Task description: The data below is to be returned in full and exactly.

##############################

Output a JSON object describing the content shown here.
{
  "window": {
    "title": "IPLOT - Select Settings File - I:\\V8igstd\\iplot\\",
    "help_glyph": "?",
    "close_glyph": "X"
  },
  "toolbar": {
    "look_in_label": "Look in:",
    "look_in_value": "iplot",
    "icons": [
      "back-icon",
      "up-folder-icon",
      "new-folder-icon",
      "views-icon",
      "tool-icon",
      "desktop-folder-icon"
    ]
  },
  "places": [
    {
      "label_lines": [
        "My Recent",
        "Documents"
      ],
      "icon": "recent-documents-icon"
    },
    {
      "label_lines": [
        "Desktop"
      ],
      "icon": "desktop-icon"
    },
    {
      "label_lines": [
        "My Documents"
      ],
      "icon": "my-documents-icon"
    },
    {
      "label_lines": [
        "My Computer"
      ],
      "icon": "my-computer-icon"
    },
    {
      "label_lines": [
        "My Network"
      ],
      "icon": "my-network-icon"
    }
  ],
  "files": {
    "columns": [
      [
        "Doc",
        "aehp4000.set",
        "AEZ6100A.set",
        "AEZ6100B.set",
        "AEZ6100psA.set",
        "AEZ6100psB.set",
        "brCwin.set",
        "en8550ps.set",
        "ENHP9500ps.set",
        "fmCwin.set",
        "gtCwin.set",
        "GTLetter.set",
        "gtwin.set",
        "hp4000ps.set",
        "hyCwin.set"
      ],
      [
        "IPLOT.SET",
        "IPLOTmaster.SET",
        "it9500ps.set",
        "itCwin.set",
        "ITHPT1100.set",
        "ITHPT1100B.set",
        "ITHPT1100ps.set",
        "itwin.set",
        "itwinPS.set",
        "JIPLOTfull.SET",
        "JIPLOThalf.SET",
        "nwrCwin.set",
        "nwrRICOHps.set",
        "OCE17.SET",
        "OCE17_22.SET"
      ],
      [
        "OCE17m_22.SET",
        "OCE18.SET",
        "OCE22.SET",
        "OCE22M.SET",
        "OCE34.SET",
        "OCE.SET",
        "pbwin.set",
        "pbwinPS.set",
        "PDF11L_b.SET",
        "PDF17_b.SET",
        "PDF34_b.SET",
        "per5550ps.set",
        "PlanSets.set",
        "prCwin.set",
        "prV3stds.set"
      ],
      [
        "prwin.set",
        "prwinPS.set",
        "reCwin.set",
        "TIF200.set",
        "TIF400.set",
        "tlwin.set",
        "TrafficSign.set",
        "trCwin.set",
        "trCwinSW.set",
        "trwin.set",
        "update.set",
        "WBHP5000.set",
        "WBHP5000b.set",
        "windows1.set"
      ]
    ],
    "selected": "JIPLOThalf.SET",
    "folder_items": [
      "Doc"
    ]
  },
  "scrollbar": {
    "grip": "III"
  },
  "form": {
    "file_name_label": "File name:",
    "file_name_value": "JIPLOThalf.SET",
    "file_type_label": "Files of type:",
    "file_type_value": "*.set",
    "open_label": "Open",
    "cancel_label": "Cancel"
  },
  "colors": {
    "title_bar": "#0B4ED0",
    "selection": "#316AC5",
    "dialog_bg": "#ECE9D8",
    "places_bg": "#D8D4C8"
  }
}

##############################

Task output:
Output a JSON object describing the content shown here.
{
  "window": {
    "title": "IPLOT - Select Settings File - I:\\V8igstd\\iplot\\",
    "help_glyph": "?",
    "close_glyph": "X"
  },
  "toolbar": {
    "look_in_label": "Look in:",
    "look_in_value": "iplot",
    "icons": [
      "back-icon",
      "up-folder-icon",
      "new-folder-icon",
      "views-icon",
      "tool-icon",
      "desktop-folder-icon"
    ]
  },
  "places": [
    {
      "label_lines": [
        "My Recent",
        "Documents"
      ],
      "icon": "recent-documents-icon"
    },
    {
      "label_lines": [
        "Desktop"
      ],
      "icon": "desktop-icon"
    },
    {
      "label_lines": [
        "My Documents"
      ],
      "icon": "my-documents-icon"
    },
    {
      "label_lines": [
        "My Computer"
      ],
      "icon": "my-computer-icon"
    },
    {
      "label_lines": [
        "My Network"
      ],
      "icon": "my-network-icon"
    }
  ],
  "files": {
    "columns": [
      [
        "Doc",
        "aehp4000.set",
        "AEZ6100A.set",
        "AEZ6100B.set",
        "AEZ6100psA.set",
        "AEZ6100psB.set",
        "brCwin.set",
        "en8550ps.set",
        "ENHP9500ps.set",
        "fmCwin.set",
        "gtCwin.set",
        "GTLetter.set",
        "gtwin.set",
        "hp4000ps.set",
        "hyCwin.set"
      ],
      [
        "IPLOT.SET",
        "IPLOTmaster.SET",
        "it9500ps.set",
        "itCwin.set",
        "ITHPT1100.set",
        "ITHPT1100B.set",
        "ITHPT1100ps.set",
        "itwin.set",
        "itwinPS.set",
        "JIPLOTfull.SET",
        "JIPLOThalf.SET",
        "nwrCwin.set",
        "nwrRICOHps.set",
        "OCE17.SET",
        "OCE17_22.SET"
      ],
      [
        "OCE17m_22.SET",
        "OCE18.SET",
        "OCE22.SET",
        "OCE22M.SET",
        "OCE34.SET",
        "OCE.SET",
        "pbwin.set",
        "pbwinPS.set",
        "PDF11L_b.SET",
        "PDF17_b.SET",
        "PDF34_b.SET",
        "per5550ps.set",
        "PlanSets.set",
        "prCwin.set",
        "prV3stds.set"
      ],
      [
        "prwin.set",
        "prwinPS.set",
        "reCwin.set",
        "TIF200.set",
        "TIF400.set",
        "tlwin.set",
        "TrafficSign.set",
        "trCwin.set",
        "trCwinSW.set",
        "trwin.set",
        "update.set",
        "WBHP5000.set",
        "WBHP5000b.set",
        "windows1.set"
      ]
    ],
    "selected": "JIPLOThalf.SET",
    "folder_items": [
      "Doc"
    ]
  },
  "scrollbar": {
    "grip": "III"
  },
  "form": {
    "file_name_label": "File name:",
    "file_name_value": "JIPLOThalf.SET",
    "file_type_label": "Files of type:",
    "file_type_value": "*.set",
    "open_label": "Open",
    "cancel_label": "Cancel"
  },
  "colors": {
    "title_bar": "#0B4ED0",
    "selection": "#316AC5",
    "dialog_bg": "#ECE9D8",
    "places_bg": "#D8D4C8"
  }
}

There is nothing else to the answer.